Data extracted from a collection

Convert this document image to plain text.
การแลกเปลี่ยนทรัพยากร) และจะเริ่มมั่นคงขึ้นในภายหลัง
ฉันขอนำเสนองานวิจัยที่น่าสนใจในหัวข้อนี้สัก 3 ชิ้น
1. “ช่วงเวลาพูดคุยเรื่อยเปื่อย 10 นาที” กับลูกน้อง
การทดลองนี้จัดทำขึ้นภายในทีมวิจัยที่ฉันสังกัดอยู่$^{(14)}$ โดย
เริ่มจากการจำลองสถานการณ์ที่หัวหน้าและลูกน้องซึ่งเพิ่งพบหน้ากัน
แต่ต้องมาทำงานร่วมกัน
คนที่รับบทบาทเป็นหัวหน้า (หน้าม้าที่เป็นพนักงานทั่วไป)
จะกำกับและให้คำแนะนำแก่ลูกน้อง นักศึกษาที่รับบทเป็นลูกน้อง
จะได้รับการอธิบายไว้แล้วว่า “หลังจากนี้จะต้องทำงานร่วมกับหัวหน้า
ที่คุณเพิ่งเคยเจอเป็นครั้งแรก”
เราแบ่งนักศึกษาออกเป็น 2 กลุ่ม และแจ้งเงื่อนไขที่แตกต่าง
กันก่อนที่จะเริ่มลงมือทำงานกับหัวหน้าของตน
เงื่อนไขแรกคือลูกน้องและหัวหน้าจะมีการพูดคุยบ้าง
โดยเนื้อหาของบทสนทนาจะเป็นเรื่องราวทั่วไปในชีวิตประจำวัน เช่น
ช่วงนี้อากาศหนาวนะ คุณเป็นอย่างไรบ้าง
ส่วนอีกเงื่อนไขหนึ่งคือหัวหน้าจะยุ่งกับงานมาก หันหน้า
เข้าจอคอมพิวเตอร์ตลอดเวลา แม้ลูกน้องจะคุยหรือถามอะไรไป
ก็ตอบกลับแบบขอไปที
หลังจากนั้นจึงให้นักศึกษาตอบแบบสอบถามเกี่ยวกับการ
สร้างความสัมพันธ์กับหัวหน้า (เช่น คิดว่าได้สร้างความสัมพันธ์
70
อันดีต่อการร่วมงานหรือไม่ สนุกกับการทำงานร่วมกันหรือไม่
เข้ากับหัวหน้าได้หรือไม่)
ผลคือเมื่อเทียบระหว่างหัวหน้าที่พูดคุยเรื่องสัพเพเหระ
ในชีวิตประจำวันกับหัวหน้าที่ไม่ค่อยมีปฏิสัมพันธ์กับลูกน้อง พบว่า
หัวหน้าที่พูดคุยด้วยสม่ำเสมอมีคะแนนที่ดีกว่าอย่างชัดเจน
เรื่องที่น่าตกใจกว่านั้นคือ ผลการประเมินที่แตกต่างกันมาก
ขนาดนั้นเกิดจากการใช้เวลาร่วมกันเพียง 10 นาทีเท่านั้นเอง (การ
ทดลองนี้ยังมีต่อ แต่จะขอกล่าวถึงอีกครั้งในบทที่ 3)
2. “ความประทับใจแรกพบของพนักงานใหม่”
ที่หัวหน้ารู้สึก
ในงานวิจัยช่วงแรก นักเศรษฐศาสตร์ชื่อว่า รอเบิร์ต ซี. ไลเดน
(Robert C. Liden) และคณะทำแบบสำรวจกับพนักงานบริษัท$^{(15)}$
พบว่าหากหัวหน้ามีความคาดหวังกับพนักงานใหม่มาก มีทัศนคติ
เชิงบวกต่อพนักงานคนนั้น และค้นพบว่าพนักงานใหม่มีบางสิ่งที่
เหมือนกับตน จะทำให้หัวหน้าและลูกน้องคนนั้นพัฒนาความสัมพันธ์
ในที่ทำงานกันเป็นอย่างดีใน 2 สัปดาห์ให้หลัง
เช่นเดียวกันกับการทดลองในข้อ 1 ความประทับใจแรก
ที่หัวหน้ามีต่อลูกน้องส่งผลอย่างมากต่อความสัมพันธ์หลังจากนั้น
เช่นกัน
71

◆ **Exercise instructions**: Write out every entry exactly as given.

◆ **Result of this task**:
Convert this document image to plain text.
การแลกเปลี่ยนทรัพยากร) และจะเริ่มมั่นคงขึ้นในภายหลัง
ฉันขอนำเสนองานวิจัยที่น่าสนใจในหัวข้อนี้สัก 3 ชิ้น
1. “ช่วงเวลาพูดคุยเรื่อยเปื่อย 10 นาที” กับลูกน้อง
การทดลองนี้จัดทำขึ้นภายในทีมวิจัยที่ฉันสังกัดอยู่$^{(14)}$ โดย
เริ่มจากการจำลองสถานการณ์ที่หัวหน้าและลูกน้องซึ่งเพิ่งพบหน้ากัน
แต่ต้องมาทำงานร่วมกัน
คนที่รับบทบาทเป็นหัวหน้า (หน้าม้าที่เป็นพนักงานทั่วไป)
จะกำกับและให้คำแนะนำแก่ลูกน้อง นักศึกษาที่รับบทเป็นลูกน้อง
จะได้รับการอธิบายไว้แล้วว่า “หลังจากนี้จะต้องทำงานร่วมกับหัวหน้า
ที่คุณเพิ่งเคยเจอเป็นครั้งแรก”
เราแบ่งนักศึกษาออกเป็น 2 กลุ่ม และแจ้งเงื่อนไขที่แตกต่าง
กันก่อนที่จะเริ่มลงมือทำงานกับหัวหน้าของตน
เงื่อนไขแรกคือลูกน้องและหัวหน้าจะมีการพูดคุยบ้าง
โดยเนื้อหาของบทสนทนาจะเป็นเรื่องราวทั่วไปในชีวิตประจำวัน เช่น
ช่วงนี้อากาศหนาวนะ คุณเป็นอย่างไรบ้าง
ส่วนอีกเงื่อนไขหนึ่งคือหัวหน้าจะยุ่งกับงานมาก หันหน้า
เข้าจอคอมพิวเตอร์ตลอดเวลา แม้ลูกน้องจะคุยหรือถามอะไรไป
ก็ตอบกลับแบบขอไปที
หลังจากนั้นจึงให้นักศึกษาตอบแบบสอบถามเกี่ยวกับการ
สร้างความสัมพันธ์กับหัวหน้า (เช่น คิดว่าได้สร้างความสัมพันธ์
70
อันดีต่อการร่วมงานหรือไม่ สนุกกับการทำงานร่วมกันหรือไม่
เข้ากับหัวหน้าได้หรือไม่)
ผลคือเมื่อเทียบระหว่างหัวหน้าที่พูดคุยเรื่องสัพเพเหระ
ในชีวิตประจำวันกับหัวหน้าที่ไม่ค่อยมีปฏิสัมพันธ์กับลูกน้อง พบว่า
หัวหน้าที่พูดคุยด้วยสม่ำเสมอมีคะแนนที่ดีกว่าอย่างชัดเจน
เรื่องที่น่าตกใจกว่านั้นคือ ผลการประเมินที่แตกต่างกันมาก
ขนาดนั้นเกิดจากการใช้เวลาร่วมกันเพียง 10 นาทีเท่านั้นเอง (การ
ทดลองนี้ยังมีต่อ แต่จะขอกล่าวถึงอีกครั้งในบทที่ 3)
2. “ความประทับใจแรกพบของพนักงานใหม่”
ที่หัวหน้ารู้สึก
ในงานวิจัยช่วงแรก นักเศรษฐศาสตร์ชื่อว่า รอเบิร์ต ซี. ไลเดน
(Robert C. Liden) และคณะทำแบบสำรวจกับพนักงานบริษัท$^{(15)}$
พบว่าหากหัวหน้ามีความคาดหวังกับพนักงานใหม่มาก มีทัศนคติ
เชิงบวกต่อพนักงานคนนั้น และค้นพบว่าพนักงานใหม่มีบางสิ่งที่
เหมือนกับตน จะทำให้หัวหน้าและลูกน้องคนนั้นพัฒนาความสัมพันธ์
ในที่ทำงานกันเป็นอย่างดีใน 2 สัปดาห์ให้หลัง
เช่นเดียวกันกับการทดลองในข้อ 1 ความประทับใจแรก
ที่หัวหน้ามีต่อลูกน้องส่งผลอย่างมากต่อความสัมพันธ์หลังจากนั้น
เช่นกัน
71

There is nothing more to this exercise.